» **Input records**
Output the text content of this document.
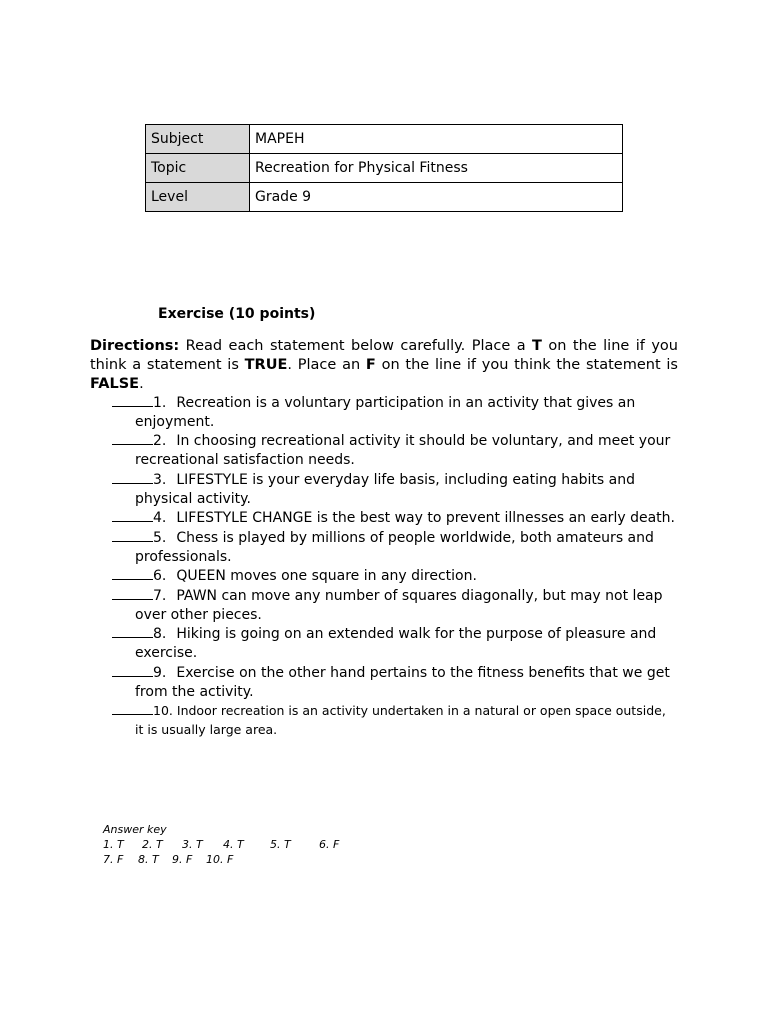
Subject	MAPEH
Topic	Recreation for Physical Fitness
Level	Grade 9
Exercise (10 points)
Directions: Read each statement below carefully. Place a T on the line if you think a statement is TRUE. Place an F on the line if you think the statement is FALSE.
1. Recreation is a voluntary participation in an activity that gives an enjoyment.
2. In choosing recreational activity it should be voluntary, and meet your recreational satisfaction needs.
3. LIFESTYLE is your everyday life basis, including eating habits and physical activity.
4. LIFESTYLE CHANGE is the best way to prevent illnesses an early death.
5. Chess is played by millions of people worldwide, both amateurs and professionals.
6. QUEEN moves one square in any direction.
7. PAWN can move any number of squares diagonally, but may not leap over other pieces.
8. Hiking is going on an extended walk for the purpose of pleasure and exercise.
9. Exercise on the other hand pertains to the fitness benefits that we get from the activity.
10. Indoor recreation is an activity undertaken in a natural or open space outside, it is usually large area.
Answer key
1. T 2. T 3. T 4. T 5. T	6. F
7. F 8. T 9. F 10. F
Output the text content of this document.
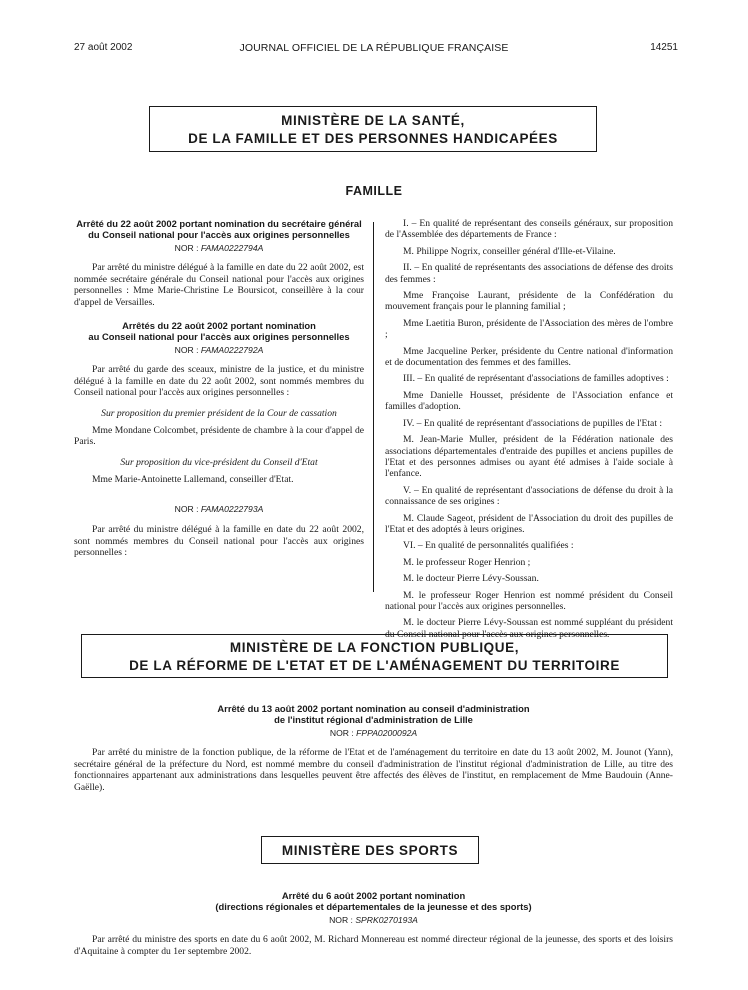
27 août 2002	JOURNAL OFFICIEL DE LA RÉPUBLIQUE FRANÇAISE	14251
MINISTÈRE DE LA SANTÉ,
DE LA FAMILLE ET DES PERSONNES HANDICAPÉES
FAMILLE

Arrêté du 22 août 2002 portant nomination du secrétaire général du Conseil national pour l'accès aux origines personnelles

NOR : FAMA0222794A

Par arrêté du ministre délégué à la famille en date du 22 août 2002, est nommée secrétaire générale du Conseil national pour l'accès aux origines personnelles : Mme Marie-Christine Le Boursicot, conseillère à la cour d'appel de Versailles.

Arrêtés du 22 août 2002 portant nomination

au Conseil national pour l'accès aux origines personnelles

NOR : FAMA0222792A

Par arrêté du garde des sceaux, ministre de la justice, et du ministre délégué à la famille en date du 22 août 2002, sont nommés membres du Conseil national pour l'accès aux origines personnelles :

Sur proposition du premier président de la Cour de cassation

Mme Mondane Colcombet, présidente de chambre à la cour d'appel de Paris.

Sur proposition du vice-président du Conseil d'Etat

Mme Marie-Antoinette Lallemand, conseiller d'Etat.

NOR : FAMA0222793A

Par arrêté du ministre délégué à la famille en date du 22 août 2002, sont nommés membres du Conseil national pour l'accès aux origines personnelles :

I. – En qualité de représentant des conseils généraux, sur proposition de l'Assemblée des départements de France :

M. Philippe Nogrix, conseiller général d'Ille-et-Vilaine.

II. – En qualité de représentants des associations de défense des droits des femmes :

Mme Françoise Laurant, présidente de la Confédération du mouvement français pour le planning familial ;

Mme Laetitia Buron, présidente de l'Association des mères de l'ombre ;

Mme Jacqueline Perker, présidente du Centre national d'information et de documentation des femmes et des familles.

III. – En qualité de représentant d'associations de familles adoptives :

Mme Danielle Housset, présidente de l'Association enfance et familles d'adoption.

IV. – En qualité de représentant d'associations de pupilles de l'Etat :

M. Jean-Marie Muller, président de la Fédération nationale des associations départementales d'entraide des pupilles et anciens pupilles de l'Etat et des personnes admises ou ayant été admises à l'aide sociale à l'enfance.

V. – En qualité de représentant d'associations de défense du droit à la connaissance de ses origines :

M. Claude Sageot, président de l'Association du droit des pupilles de l'Etat et des adoptés à leurs origines.

VI. – En qualité de personnalités qualifiées :

M. le professeur Roger Henrion ;

M. le docteur Pierre Lévy-Soussan.

M. le professeur Roger Henrion est nommé président du Conseil national pour l'accès aux origines personnelles.

M. le docteur Pierre Lévy-Soussan est nommé suppléant du président du Conseil national pour l'accès aux origines personnelles.

MINISTÈRE DE LA FONCTION PUBLIQUE,
DE LA RÉFORME DE L'ETAT ET DE L'AMÉNAGEMENT DU TERRITOIRE

Arrêté du 13 août 2002 portant nomination au conseil d'administration

de l'institut régional d'administration de Lille

NOR : FPPA0200092A

Par arrêté du ministre de la fonction publique, de la réforme de l'Etat et de l'aménagement du territoire en date du 13 août 2002, M. Jounot (Yann), secrétaire général de la préfecture du Nord, est nommé membre du conseil d'administration de l'institut régional d'administration de Lille, au titre des fonctionnaires appartenant aux administrations dans lesquelles peuvent être affectés des élèves de l'institut, en remplacement de Mme Baudouin (Anne-Gaëlle).

MINISTÈRE DES SPORTS

Arrêté du 6 août 2002 portant nomination

(directions régionales et départementales de la jeunesse et des sports)

NOR : SPRK0270193A

Par arrêté du ministre des sports en date du 6 août 2002, M. Richard Monnereau est nommé directeur régional de la jeunesse, des sports et des loisirs d'Aquitaine à compter du 1er septembre 2002.
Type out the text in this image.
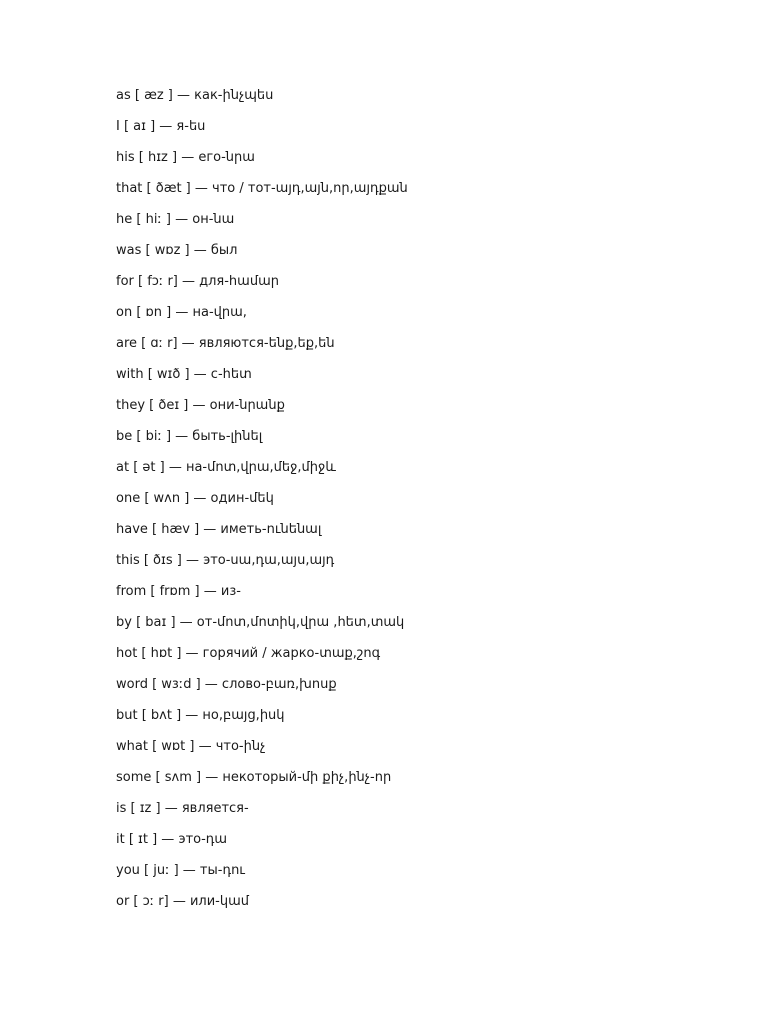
as [ æz ] — как-ինչպես
I [ aɪ ] — я-ես
his [ hɪz ] — его-նրա
that [ ðæt ] — что / тот-այդ,այն,որ,այդքան
he [ hiː ] — он-նա
was [ wɒz ] — был
for [ fɔː r] — для-համար
on [ ɒn ] — на-վրա,
are [ ɑː r] — являются-ենք,եք,են
with [ wɪð ] — с-հետ
they [ ðeɪ ] — они-նրանք
be [ biː ] — быть-լինել
at [ ət ] — на-մոտ,վրա,մեջ,միջև
one [ wʌn ] — один-մեկ
have [ hæv ] — иметь-ունենալ
this [ ðɪs ] — это-սա,դա,այս,այդ
from [ frɒm ] — из-
by [ baɪ ] — от-մոտ,մոտիկ,վրա ,հետ,տակ
hot [ hɒt ] — горячий / жарко-տաք,շոգ
word [ wɜːd ] — слово-բառ,խոսք
but [ bʌt ] — но,բայց,իսկ
what [ wɒt ] — что-ինչ
some [ sʌm ] — некоторый-մի քիչ,ինչ-որ
is [ ɪz ] — является-
it [ ɪt ] — это-դա
you [ juː ] — ты-դու
or [ ɔː r] — или-կամ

» **Exercise goal**
Copy every line above that includes the string "your".

» **Exercise answer**
2. In choosing recreational activity it should be voluntary, and meet your recreational satisfaction needs.
3. LIFESTYLE is your everyday life basis, including eating habits and physical activity.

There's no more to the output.